▶ The problem
Look through the listing and locate every line containing the word "serve"; copy those lines.

-- Data to process start --

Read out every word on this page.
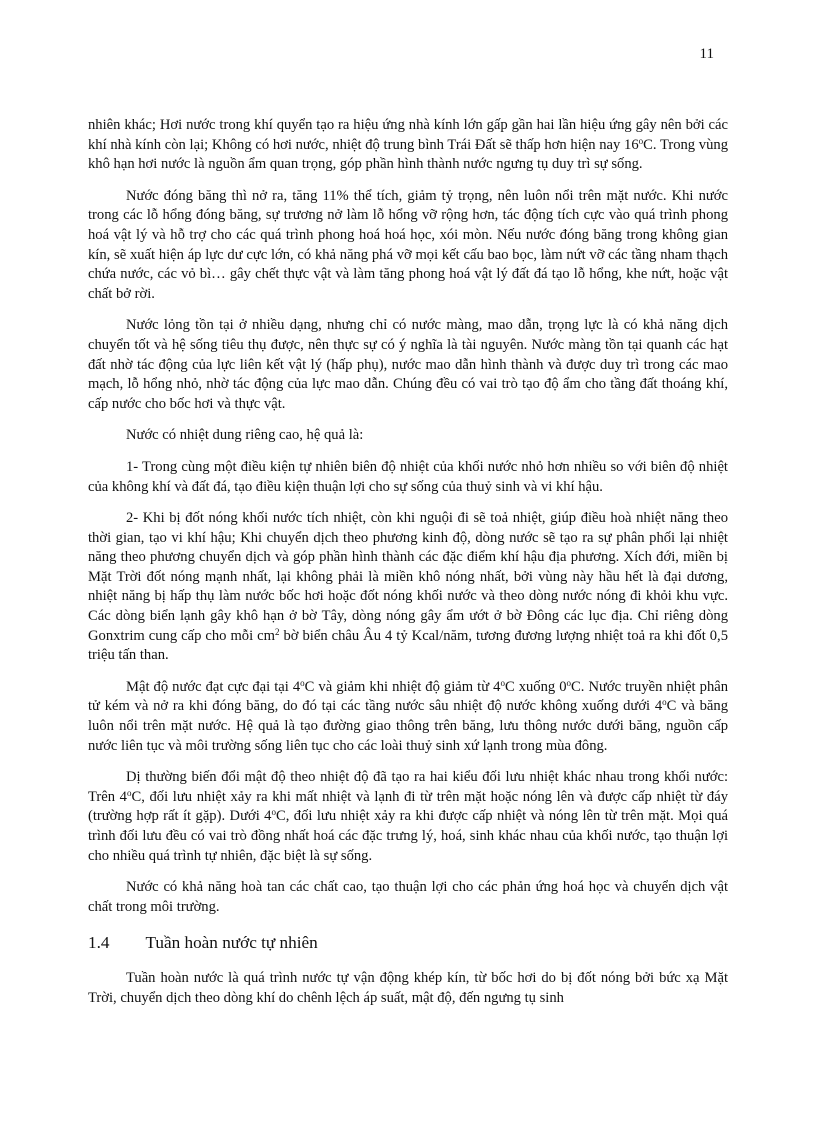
11

nhiên khác; Hơi nước trong khí quyển tạo ra hiệu ứng nhà kính lớn gấp gần hai lần hiệu ứng gây nên bởi các khí nhà kính còn lại; Không có hơi nước, nhiệt độ trung bình Trái Đất sẽ thấp hơn hiện nay 16$^o$C. Trong vùng khô hạn hơi nước là nguồn ẩm quan trọng, góp phần hình thành nước ngưng tụ duy trì sự sống.

Nước đóng băng thì nở ra, tăng 11% thể tích, giảm tỷ trọng, nên luôn nổi trên mặt nước. Khi nước trong các lỗ hổng đóng băng, sự trương nở làm lỗ hổng vỡ rộng hơn, tác động tích cực vào quá trình phong hoá vật lý và hỗ trợ cho các quá trình phong hoá hoá học, xói mòn. Nếu nước đóng băng trong không gian kín, sẽ xuất hiện áp lực dư cực lớn, có khả năng phá vỡ mọi kết cấu bao bọc, làm nứt vỡ các tầng nham thạch chứa nước, các vỏ bì… gây chết thực vật và làm tăng phong hoá vật lý đất đá tạo lỗ hổng, khe nứt, hoặc vật chất bở rời.

Nước lỏng tồn tại ở nhiều dạng, nhưng chỉ có nước màng, mao dẫn, trọng lực là có khả năng dịch chuyển tốt và hệ sống tiêu thụ được, nên thực sự có ý nghĩa là tài nguyên. Nước màng tồn tại quanh các hạt đất nhờ tác động của lực liên kết vật lý (hấp phụ), nước mao dẫn hình thành và được duy trì trong các mao mạch, lỗ hổng nhỏ, nhờ tác động của lực mao dẫn. Chúng đều có vai trò tạo độ ẩm cho tầng đất thoáng khí, cấp nước cho bốc hơi và thực vật.

Nước có nhiệt dung riêng cao, hệ quả là:

1- Trong cùng một điều kiện tự nhiên biên độ nhiệt của khối nước nhỏ hơn nhiều so với biên độ nhiệt của không khí và đất đá, tạo điều kiện thuận lợi cho sự sống của thuỷ sinh và vi khí hậu.

2- Khi bị đốt nóng khối nước tích nhiệt, còn khi nguội đi sẽ toả nhiệt, giúp điều hoà nhiệt năng theo thời gian, tạo vi khí hậu; Khi chuyển dịch theo phương kinh độ, dòng nước sẽ tạo ra sự phân phối lại nhiệt năng theo phương chuyển dịch và góp phần hình thành các đặc điểm khí hậu địa phương. Xích đới, miền bị Mặt Trời đốt nóng mạnh nhất, lại không phải là miền khô nóng nhất, bởi vùng này hầu hết là đại dương, nhiệt năng bị hấp thụ làm nước bốc hơi hoặc đốt nóng khối nước và theo dòng nước nóng đi khỏi khu vực. Các dòng biển lạnh gây khô hạn ở bờ Tây, dòng nóng gây ẩm ướt ở bờ Đông các lục địa. Chỉ riêng dòng Gonxtrim cung cấp cho mỗi $cm^2$ bờ biển châu Âu 4 tỷ Kcal/năm, tương đương lượng nhiệt toả ra khi đốt 0,5 triệu tấn than.

Mật độ nước đạt cực đại tại 4$^o$C và giảm khi nhiệt độ giảm từ 4$^o$C xuống 0$^o$C. Nước truyền nhiệt phân tử kém và nở ra khi đóng băng, do đó tại các tầng nước sâu nhiệt độ nước không xuống dưới 4$^o$C và băng luôn nổi trên mặt nước. Hệ quả là tạo đường giao thông trên băng, lưu thông nước dưới băng, nguồn cấp nước liên tục và môi trường sống liên tục cho các loài thuỷ sinh xứ lạnh trong mùa đông.

Dị thường biến đổi mật độ theo nhiệt độ đã tạo ra hai kiểu đối lưu nhiệt khác nhau trong khối nước: Trên 4$^o$C, đối lưu nhiệt xảy ra khi mất nhiệt và lạnh đi từ trên mặt hoặc nóng lên và được cấp nhiệt từ đáy (trường hợp rất ít gặp). Dưới 4$^o$C, đối lưu nhiệt xảy ra khi được cấp nhiệt và nóng lên từ trên mặt. Mọi quá trình đối lưu đều có vai trò đồng nhất hoá các đặc trưng lý, hoá, sinh khác nhau của khối nước, tạo thuận lợi cho nhiều quá trình tự nhiên, đặc biệt là sự sống.

Nước có khả năng hoà tan các chất cao, tạo thuận lợi cho các phản ứng hoá học và chuyển dịch vật chất trong môi trường.

1.4 Tuần hoàn nước tự nhiên

Tuần hoàn nước là quá trình nước tự vận động khép kín, từ bốc hơi do bị đốt nóng bởi bức xạ Mặt Trời, chuyển dịch theo dòng khí do chênh lệch áp suất, mật độ, đến ngưng tụ sinh
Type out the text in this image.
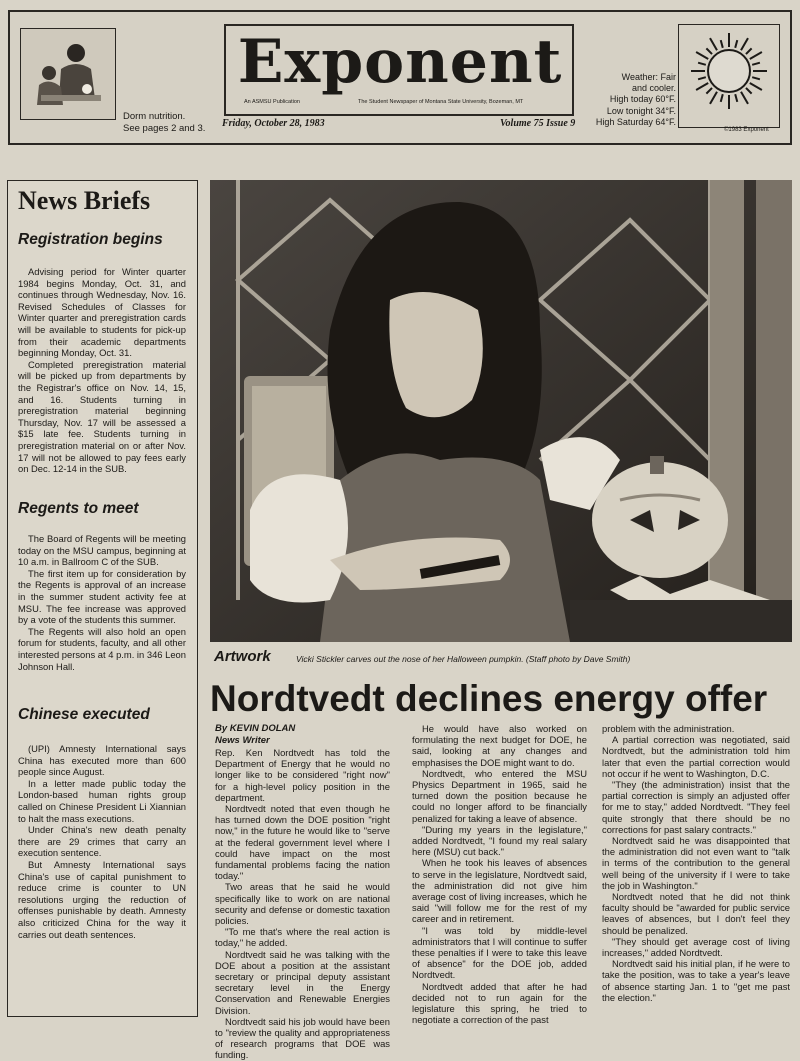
Dorm nutrition.
See pages 2 and 3.
Exponent
An ASMSU Publication	The Student Newspaper of Montana State University, Bozeman, MT
Friday, October 28, 1983	Volume 75 Issue 9
Weather: Fair
and cooler.
High today 60°F.
Low tonight 34°F.
High Saturday 64°F.
©1983 Exponent
News Briefs
Registration begins

Advising period for Winter quarter 1984 begins Monday, Oct. 31, and continues through Wednesday, Nov. 16. Revised Schedules of Classes for Winter quarter and preregistration cards will be available to students for pick-up from their academic departments beginning Monday, Oct. 31.

Completed preregistration material will be picked up from departments by the Registrar's office on Nov. 14, 15, and 16. Students turning in preregistration material beginning Thursday, Nov. 17 will be assessed a $15 late fee. Students turning in preregistration material on or after Nov. 17 will not be allowed to pay fees early on Dec. 12-14 in the SUB.

Regents to meet

The Board of Regents will be meeting today on the MSU campus, beginning at 10 a.m. in Ballroom C of the SUB.

The first item up for consideration by the Regents is approval of an increase in the summer student activity fee at MSU. The fee increase was approved by a vote of the students this summer.

The Regents will also hold an open forum for students, faculty, and all other interested persons at 4 p.m. in 346 Leon Johnson Hall.

Chinese executed

(UPI) Amnesty International says China has executed more than 600 people since August.

In a letter made public today the London-based human rights group called on Chinese President Li Xiannian to halt the mass executions.

Under China's new death penalty there are 29 crimes that carry an execution sentence.

But Amnesty International says China's use of capital punishment to reduce crime is counter to UN resolutions urging the reduction of offenses punishable by death. Amnesty also criticized China for the way it carries out death sentences.

Artwork	Vicki Stickler carves out the nose of her Halloween pumpkin. (Staff photo by Dave Smith)
Nordtvedt declines energy offer
By KEVIN DOLAN
News Writer

Rep. Ken Nordtvedt has told the Department of Energy that he would no longer like to be considered "right now" for a high-level policy position in the department.

Nordtvedt noted that even though he has turned down the DOE position "right now," in the future he would like to "serve at the federal government level where I could have impact on the most fundamental problems facing the nation today."

Two areas that he said he would specifically like to work on are national security and defense or domestic taxation policies.

"To me that's where the real action is today," he added.

Nordtvedt said he was talking with the DOE about a position at the assistant secretary or principal deputy assistant secretary level in the Energy Conservation and Renewable Energies Division.

Nordtvedt said his job would have been to "review the quality and appropriateness of research programs that DOE was funding.

He would have also worked on formulating the next budget for DOE, he said, looking at any changes and emphasises the DOE might want to do.

Nordtvedt, who entered the MSU Physics Department in 1965, said he turned down the position because he could no longer afford to be financially penalized for taking a leave of absence.

"During my years in the legislature," added Nordtvedt, "I found my real salary here (MSU) cut back."

When he took his leaves of absences to serve in the legislature, Nordtvedt said, the administration did not give him average cost of living increases, which he said "will follow me for the rest of my career and in retirement.

"I was told by middle-level administrators that I will continue to suffer these penalties if I were to take this leave of absence" for the DOE job, added Nordtvedt.

Nordtvedt added that after he had decided not to run again for the legislature this spring, he tried to negotiate a correction of the past

problem with the administration.

A partial correction was negotiated, said Nordtvedt, but the administration told him later that even the partial correction would not occur if he went to Washington, D.C.

"They (the administration) insist that the partial correction is simply an adjusted offer for me to stay," added Nordtvedt. "They feel quite strongly that there should be no corrections for past salary contracts."

Nordtvedt said he was disappointed that the administration did not even want to "talk in terms of the contribution to the general well being of the university if I were to take the job in Washington."

Nordtvedt noted that he did not think faculty should be "awarded for public service leaves of absences, but I don't feel they should be penalized.

"They should get average cost of living increases," added Nordtvedt.

Nordtvedt said his initial plan, if he were to take the position, was to take a year's leave of absence starting Jan. 1 to "get me past the election."
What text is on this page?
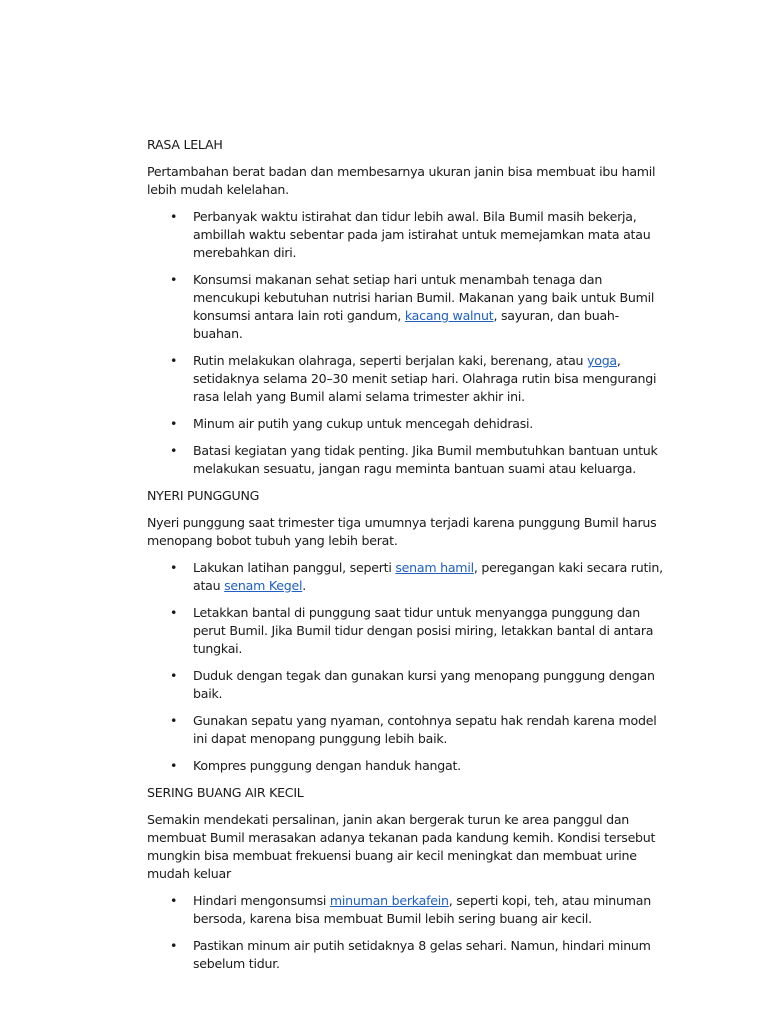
RASA LELAH
Pertambahan berat badan dan membesarnya ukuran janin bisa membuat ibu hamil lebih mudah kelelahan.
• Perbanyak waktu istirahat dan tidur lebih awal. Bila Bumil masih bekerja, ambillah waktu sebentar pada jam istirahat untuk memejamkan mata atau merebahkan diri.
• Konsumsi makanan sehat setiap hari untuk menambah tenaga dan mencukupi kebutuhan nutrisi harian Bumil. Makanan yang baik untuk Bumil konsumsi antara lain roti gandum, kacang walnut, sayuran, dan buah-buahan.
• Rutin melakukan olahraga, seperti berjalan kaki, berenang, atau yoga, setidaknya selama 20–30 menit setiap hari. Olahraga rutin bisa mengurangi rasa lelah yang Bumil alami selama trimester akhir ini.
• Minum air putih yang cukup untuk mencegah dehidrasi.
• Batasi kegiatan yang tidak penting. Jika Bumil membutuhkan bantuan untuk melakukan sesuatu, jangan ragu meminta bantuan suami atau keluarga.
NYERI PUNGGUNG
Nyeri punggung saat trimester tiga umumnya terjadi karena punggung Bumil harus menopang bobot tubuh yang lebih berat.
• Lakukan latihan panggul, seperti senam hamil, peregangan kaki secara rutin, atau senam Kegel.
• Letakkan bantal di punggung saat tidur untuk menyangga punggung dan perut Bumil. Jika Bumil tidur dengan posisi miring, letakkan bantal di antara tungkai.
• Duduk dengan tegak dan gunakan kursi yang menopang punggung dengan baik.
• Gunakan sepatu yang nyaman, contohnya sepatu hak rendah karena model ini dapat menopang punggung lebih baik.
• Kompres punggung dengan handuk hangat.
SERING BUANG AIR KECIL
Semakin mendekati persalinan, janin akan bergerak turun ke area panggul dan membuat Bumil merasakan adanya tekanan pada kandung kemih. Kondisi tersebut mungkin bisa membuat frekuensi buang air kecil meningkat dan membuat urine mudah keluar
• Hindari mengonsumsi minuman berkafein, seperti kopi, teh, atau minuman bersoda, karena bisa membuat Bumil lebih sering buang air kecil.
• Pastikan minum air putih setidaknya 8 gelas sehari. Namun, hindari minum sebelum tidur.
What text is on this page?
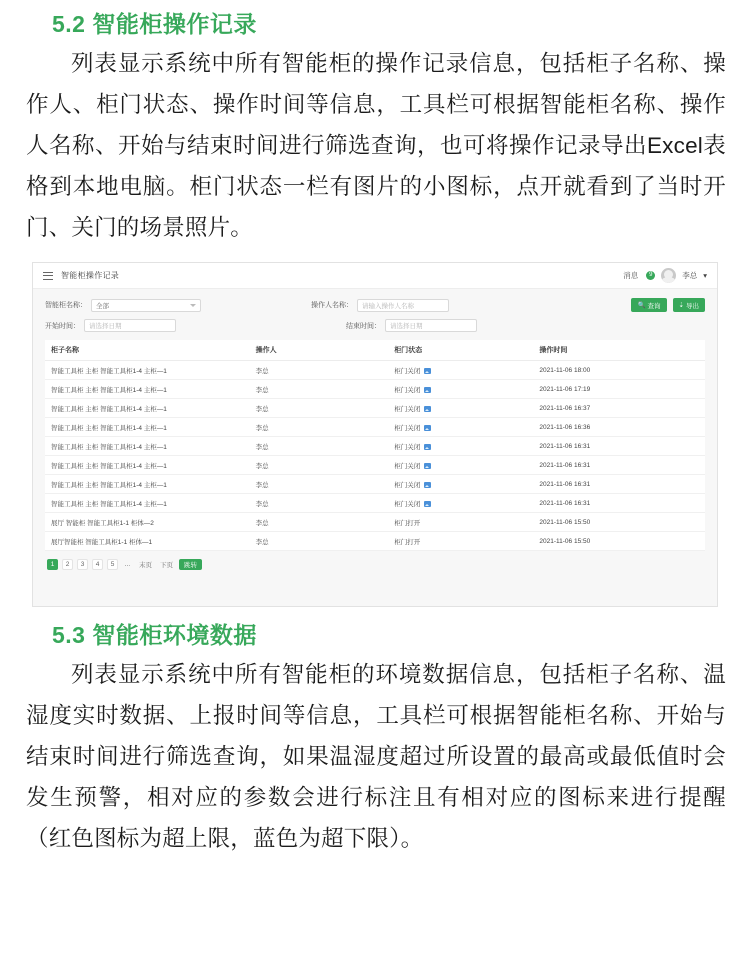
5.2 智能柜操作记录

列表显示系统中所有智能柜的操作记录信息，包括柜子名称、操作人、柜门状态、操作时间等信息，工具栏可根据智能柜名称、操作人名称、开始与结束时间进行筛选查询，也可将操作记录导出Excel表格到本地电脑。柜门状态一栏有图片的小图标，点开就看到了当时开门、关门的场景照片。

智能柜操作记录	消息	9	李总 ▾
智能柜名称： 全部	操作人名称： 请输入操作人名称	🔍 查询	⇣ 导出
开始时间： 请选择日期	结束时间： 请选择日期
柜子名称	操作人	柜门状态	操作时间
智能工具柜 主柜 智能工具柜1-4 主柜—1	李总	柜门关闭	2021-11-06 18:00
智能工具柜 主柜 智能工具柜1-4 主柜—1	李总	柜门关闭	2021-11-06 17:19
智能工具柜 主柜 智能工具柜1-4 主柜—1	李总	柜门关闭	2021-11-06 16:37
智能工具柜 主柜 智能工具柜1-4 主柜—1	李总	柜门关闭	2021-11-06 16:36
智能工具柜 主柜 智能工具柜1-4 主柜—1	李总	柜门关闭	2021-11-06 16:31
智能工具柜 主柜 智能工具柜1-4 主柜—1	李总	柜门关闭	2021-11-06 16:31
智能工具柜 主柜 智能工具柜1-4 主柜—1	李总	柜门关闭	2021-11-06 16:31
智能工具柜 主柜 智能工具柜1-4 主柜—1	李总	柜门关闭	2021-11-06 16:31
展厅 智能柜 智能工具柜1-1 柜体—2	李总	柜门打开	2021-11-06 15:50
展厅智能柜 智能工具柜1-1 柜体—1	李总	柜门打开	2021-11-06 15:50
1	2	3	4	5	...	末页	下页	跳转
5.3 智能柜环境数据

列表显示系统中所有智能柜的环境数据信息，包括柜子名称、温湿度实时数据、上报时间等信息，工具栏可根据智能柜名称、开始与结束时间进行筛选查询，如果温湿度超过所设置的最高或最低值时会发生预警，相对应的参数会进行标注且有相对应的图标来进行提醒（红色图标为超上限，蓝色为超下限）。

-- Data to process end --

▶ Exercise result
Nordtvedt noted that even though he has turned down the DOE position "right now," in the future he would like to "serve at the federal government level where I could have impact on the most fundamental problems facing the nation today."
When he took his leaves of absences to serve in the legislature, Nordtvedt said, the administration did not give him average cost of living increases, which he said "will follow me for the rest of my career and in retirement.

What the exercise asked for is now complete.